# [Instruction]
Select lines where the word "before" appears.

#####

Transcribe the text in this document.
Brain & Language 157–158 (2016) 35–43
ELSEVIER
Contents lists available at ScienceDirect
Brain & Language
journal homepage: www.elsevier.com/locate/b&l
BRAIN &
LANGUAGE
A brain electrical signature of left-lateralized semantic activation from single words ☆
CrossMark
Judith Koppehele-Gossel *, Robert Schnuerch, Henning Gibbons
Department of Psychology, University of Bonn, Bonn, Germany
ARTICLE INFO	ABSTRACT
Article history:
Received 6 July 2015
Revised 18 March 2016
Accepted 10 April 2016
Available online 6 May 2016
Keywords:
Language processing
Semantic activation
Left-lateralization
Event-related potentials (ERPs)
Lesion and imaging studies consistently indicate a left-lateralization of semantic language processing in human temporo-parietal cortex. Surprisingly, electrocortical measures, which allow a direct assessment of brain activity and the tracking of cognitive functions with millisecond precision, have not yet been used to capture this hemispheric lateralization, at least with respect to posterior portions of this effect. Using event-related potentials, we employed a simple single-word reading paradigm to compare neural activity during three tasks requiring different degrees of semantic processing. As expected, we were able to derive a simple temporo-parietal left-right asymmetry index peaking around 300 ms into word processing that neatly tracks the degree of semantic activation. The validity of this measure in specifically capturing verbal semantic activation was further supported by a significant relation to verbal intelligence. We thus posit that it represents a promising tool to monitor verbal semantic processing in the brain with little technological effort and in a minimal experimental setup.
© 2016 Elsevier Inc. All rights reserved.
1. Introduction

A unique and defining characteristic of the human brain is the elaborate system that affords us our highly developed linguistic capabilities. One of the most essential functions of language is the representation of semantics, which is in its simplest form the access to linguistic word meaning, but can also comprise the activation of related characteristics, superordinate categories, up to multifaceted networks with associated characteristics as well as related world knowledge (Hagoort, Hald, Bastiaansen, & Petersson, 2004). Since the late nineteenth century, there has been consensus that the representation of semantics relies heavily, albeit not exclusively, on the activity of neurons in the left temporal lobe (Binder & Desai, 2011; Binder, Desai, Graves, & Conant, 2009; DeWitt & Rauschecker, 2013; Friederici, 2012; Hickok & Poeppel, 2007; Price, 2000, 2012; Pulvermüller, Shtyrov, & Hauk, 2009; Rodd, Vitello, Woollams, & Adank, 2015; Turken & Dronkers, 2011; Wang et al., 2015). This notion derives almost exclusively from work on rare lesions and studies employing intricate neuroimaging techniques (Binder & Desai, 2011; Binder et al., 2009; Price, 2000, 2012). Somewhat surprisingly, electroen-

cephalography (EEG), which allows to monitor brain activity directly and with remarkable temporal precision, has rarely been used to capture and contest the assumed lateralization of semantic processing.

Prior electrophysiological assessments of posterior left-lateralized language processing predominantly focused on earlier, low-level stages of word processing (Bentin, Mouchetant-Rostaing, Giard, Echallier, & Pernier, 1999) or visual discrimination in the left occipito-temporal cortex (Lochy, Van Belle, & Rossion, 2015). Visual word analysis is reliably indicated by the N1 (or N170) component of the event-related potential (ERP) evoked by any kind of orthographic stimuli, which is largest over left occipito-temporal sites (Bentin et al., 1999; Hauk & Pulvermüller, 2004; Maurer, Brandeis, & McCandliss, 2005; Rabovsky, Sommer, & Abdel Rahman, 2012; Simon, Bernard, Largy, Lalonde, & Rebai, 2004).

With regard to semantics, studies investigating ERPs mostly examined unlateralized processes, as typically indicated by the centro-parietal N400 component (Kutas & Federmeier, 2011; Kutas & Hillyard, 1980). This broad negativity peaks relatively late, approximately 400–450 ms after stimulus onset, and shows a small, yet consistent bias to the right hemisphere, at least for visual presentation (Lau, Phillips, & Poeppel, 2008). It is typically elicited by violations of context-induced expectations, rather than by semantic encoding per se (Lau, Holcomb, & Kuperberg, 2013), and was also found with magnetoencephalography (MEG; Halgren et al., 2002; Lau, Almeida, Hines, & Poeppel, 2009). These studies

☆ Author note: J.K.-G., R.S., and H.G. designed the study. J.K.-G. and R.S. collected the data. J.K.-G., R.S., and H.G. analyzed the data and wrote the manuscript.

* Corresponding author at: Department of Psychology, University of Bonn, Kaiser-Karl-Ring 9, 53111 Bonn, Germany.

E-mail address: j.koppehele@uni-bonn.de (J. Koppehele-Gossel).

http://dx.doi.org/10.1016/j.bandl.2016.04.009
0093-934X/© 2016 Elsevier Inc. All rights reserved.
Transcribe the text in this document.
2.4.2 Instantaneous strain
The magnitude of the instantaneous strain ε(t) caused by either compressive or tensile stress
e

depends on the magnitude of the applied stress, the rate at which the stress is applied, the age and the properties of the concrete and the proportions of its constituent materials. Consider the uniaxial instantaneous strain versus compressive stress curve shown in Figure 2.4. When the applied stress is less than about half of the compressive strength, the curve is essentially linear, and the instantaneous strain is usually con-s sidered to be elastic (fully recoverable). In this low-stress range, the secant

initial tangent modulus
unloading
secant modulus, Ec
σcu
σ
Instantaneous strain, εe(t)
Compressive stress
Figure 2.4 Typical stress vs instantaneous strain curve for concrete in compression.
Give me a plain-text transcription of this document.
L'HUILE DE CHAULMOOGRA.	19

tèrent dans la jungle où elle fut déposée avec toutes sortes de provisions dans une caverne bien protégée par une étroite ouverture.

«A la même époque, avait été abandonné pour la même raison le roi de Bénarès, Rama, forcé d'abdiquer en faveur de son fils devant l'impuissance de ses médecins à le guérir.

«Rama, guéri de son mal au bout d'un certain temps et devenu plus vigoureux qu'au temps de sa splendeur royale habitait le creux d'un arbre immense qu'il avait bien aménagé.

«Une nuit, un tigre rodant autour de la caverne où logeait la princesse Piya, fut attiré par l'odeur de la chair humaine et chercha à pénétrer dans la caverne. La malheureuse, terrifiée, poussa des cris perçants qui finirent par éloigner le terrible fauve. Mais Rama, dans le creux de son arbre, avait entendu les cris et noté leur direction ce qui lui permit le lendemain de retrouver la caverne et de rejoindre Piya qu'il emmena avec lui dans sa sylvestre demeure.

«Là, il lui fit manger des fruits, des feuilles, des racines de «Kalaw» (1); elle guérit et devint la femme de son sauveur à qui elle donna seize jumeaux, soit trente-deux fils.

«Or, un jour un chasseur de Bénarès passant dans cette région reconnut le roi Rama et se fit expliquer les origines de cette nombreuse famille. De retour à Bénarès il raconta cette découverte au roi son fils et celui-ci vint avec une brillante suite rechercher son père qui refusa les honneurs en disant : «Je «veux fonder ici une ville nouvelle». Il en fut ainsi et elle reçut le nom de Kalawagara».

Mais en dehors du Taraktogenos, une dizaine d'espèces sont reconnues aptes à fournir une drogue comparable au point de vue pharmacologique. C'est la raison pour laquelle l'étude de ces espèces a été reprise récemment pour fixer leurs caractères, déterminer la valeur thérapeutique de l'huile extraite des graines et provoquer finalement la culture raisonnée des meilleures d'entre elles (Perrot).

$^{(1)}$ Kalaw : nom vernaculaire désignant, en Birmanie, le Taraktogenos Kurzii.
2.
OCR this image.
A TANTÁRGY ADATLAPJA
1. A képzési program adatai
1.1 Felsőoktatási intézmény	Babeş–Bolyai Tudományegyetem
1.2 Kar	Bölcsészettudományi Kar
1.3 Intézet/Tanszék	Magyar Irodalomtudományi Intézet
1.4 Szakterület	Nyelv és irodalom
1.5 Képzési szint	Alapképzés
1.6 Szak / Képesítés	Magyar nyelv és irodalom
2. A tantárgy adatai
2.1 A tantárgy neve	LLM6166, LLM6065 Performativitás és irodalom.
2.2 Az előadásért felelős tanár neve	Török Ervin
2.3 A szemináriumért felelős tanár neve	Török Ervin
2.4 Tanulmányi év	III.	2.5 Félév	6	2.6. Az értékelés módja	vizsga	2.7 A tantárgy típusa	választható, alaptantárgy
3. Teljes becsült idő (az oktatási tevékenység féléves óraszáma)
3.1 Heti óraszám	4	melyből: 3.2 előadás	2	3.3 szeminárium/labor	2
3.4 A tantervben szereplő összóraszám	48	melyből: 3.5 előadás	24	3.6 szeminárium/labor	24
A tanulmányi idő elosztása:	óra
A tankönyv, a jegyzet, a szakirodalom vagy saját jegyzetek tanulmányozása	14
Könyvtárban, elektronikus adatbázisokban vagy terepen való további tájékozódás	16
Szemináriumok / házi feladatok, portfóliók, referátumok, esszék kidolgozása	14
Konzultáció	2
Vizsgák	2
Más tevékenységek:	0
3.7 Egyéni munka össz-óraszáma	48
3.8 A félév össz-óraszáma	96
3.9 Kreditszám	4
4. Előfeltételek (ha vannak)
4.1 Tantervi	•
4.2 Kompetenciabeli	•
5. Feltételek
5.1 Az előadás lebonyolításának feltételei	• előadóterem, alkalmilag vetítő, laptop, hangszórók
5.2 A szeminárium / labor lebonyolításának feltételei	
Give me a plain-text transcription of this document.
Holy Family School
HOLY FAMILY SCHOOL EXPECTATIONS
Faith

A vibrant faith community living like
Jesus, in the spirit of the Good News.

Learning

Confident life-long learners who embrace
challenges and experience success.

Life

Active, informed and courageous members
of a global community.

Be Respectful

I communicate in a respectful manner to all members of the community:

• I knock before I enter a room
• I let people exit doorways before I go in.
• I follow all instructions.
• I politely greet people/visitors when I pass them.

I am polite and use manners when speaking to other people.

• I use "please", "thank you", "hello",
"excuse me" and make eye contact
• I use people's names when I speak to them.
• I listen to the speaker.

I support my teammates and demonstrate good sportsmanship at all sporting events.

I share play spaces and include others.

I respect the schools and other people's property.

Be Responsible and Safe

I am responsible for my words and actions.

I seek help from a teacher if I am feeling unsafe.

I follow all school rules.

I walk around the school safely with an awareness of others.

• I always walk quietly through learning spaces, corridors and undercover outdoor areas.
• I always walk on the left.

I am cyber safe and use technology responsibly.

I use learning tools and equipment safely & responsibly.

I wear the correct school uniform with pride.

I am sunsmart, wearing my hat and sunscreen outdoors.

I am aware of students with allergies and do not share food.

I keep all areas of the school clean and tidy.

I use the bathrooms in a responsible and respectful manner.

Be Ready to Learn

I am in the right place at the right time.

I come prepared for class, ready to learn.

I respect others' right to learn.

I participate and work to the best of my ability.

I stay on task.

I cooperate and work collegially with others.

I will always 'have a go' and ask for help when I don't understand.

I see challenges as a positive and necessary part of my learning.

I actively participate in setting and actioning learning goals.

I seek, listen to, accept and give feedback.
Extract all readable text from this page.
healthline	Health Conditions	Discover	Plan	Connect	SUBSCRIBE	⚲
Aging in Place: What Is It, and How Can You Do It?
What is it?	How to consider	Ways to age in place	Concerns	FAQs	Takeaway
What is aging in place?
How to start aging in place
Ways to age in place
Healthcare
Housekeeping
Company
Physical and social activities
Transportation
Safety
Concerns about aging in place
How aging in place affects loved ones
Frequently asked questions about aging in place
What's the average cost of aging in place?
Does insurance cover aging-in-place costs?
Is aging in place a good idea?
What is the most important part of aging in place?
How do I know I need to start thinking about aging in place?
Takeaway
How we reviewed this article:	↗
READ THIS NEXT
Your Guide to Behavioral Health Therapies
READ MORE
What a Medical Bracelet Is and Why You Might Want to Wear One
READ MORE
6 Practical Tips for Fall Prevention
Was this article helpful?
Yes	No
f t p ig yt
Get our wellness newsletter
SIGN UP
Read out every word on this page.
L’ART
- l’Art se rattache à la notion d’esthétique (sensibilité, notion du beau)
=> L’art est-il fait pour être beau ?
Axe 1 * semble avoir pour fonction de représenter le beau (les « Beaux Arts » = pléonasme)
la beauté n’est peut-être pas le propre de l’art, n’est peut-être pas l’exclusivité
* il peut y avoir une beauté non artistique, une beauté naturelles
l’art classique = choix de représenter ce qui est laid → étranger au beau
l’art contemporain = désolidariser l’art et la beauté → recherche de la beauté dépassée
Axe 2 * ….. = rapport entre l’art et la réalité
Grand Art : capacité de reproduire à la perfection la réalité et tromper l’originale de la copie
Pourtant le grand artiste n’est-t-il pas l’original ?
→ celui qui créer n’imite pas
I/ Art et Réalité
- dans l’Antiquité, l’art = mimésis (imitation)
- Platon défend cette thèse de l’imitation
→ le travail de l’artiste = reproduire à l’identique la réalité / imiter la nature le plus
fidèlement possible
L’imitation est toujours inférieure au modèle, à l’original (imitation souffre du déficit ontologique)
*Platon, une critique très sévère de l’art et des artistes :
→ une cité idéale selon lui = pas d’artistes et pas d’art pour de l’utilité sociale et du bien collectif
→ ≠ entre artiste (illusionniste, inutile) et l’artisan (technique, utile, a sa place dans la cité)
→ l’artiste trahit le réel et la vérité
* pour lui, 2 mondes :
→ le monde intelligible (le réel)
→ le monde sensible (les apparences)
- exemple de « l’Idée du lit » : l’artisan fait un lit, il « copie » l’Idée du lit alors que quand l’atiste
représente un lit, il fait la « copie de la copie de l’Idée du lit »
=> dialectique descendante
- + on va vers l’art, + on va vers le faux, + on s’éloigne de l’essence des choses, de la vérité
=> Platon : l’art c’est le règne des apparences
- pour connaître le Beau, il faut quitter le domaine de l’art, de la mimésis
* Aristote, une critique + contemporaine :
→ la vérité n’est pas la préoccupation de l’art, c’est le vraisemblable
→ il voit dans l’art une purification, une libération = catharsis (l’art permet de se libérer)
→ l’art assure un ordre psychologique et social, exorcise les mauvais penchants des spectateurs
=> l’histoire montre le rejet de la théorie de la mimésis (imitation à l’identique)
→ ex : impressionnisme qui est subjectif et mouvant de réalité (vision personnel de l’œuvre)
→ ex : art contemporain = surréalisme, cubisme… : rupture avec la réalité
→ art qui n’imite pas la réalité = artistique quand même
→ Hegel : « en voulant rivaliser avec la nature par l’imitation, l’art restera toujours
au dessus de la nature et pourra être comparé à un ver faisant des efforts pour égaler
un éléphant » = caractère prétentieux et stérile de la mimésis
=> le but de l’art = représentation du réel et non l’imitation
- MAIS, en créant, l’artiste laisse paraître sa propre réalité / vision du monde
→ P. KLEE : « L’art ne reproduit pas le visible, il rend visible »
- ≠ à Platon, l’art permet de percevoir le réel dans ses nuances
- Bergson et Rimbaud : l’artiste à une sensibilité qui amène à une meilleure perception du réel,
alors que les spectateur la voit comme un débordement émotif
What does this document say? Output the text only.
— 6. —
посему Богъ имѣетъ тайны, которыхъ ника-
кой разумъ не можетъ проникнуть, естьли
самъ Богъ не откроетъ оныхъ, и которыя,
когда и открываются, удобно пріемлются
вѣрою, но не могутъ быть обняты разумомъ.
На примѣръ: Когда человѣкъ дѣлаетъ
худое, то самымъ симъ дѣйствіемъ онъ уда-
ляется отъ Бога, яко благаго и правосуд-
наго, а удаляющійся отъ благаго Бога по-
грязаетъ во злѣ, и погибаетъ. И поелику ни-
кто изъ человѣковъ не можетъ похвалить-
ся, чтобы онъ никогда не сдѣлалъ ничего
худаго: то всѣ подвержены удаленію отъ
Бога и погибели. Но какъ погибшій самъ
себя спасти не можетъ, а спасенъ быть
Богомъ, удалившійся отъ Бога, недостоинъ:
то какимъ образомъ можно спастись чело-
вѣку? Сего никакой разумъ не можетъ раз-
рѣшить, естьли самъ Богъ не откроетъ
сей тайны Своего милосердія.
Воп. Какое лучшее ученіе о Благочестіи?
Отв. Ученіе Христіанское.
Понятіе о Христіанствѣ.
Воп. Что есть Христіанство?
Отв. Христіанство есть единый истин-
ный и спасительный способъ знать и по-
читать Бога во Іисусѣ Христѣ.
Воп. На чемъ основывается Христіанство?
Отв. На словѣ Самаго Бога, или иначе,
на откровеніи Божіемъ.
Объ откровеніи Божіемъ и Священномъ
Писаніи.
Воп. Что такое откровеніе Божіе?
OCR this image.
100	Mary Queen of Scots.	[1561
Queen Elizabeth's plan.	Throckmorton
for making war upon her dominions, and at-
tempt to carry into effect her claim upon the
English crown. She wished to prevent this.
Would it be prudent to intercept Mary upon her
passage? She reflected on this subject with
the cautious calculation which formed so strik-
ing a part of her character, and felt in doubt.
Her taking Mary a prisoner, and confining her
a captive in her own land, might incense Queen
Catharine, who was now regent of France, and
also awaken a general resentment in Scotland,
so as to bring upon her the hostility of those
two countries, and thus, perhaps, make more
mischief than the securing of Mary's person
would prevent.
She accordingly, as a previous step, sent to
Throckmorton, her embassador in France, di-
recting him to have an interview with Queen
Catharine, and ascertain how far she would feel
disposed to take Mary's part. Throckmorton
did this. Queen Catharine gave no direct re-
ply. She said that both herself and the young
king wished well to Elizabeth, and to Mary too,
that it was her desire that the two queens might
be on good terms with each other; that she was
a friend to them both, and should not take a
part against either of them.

#####

# [Worked solution]
• I knock before I enter a room
• I let people exit doorways before I go in.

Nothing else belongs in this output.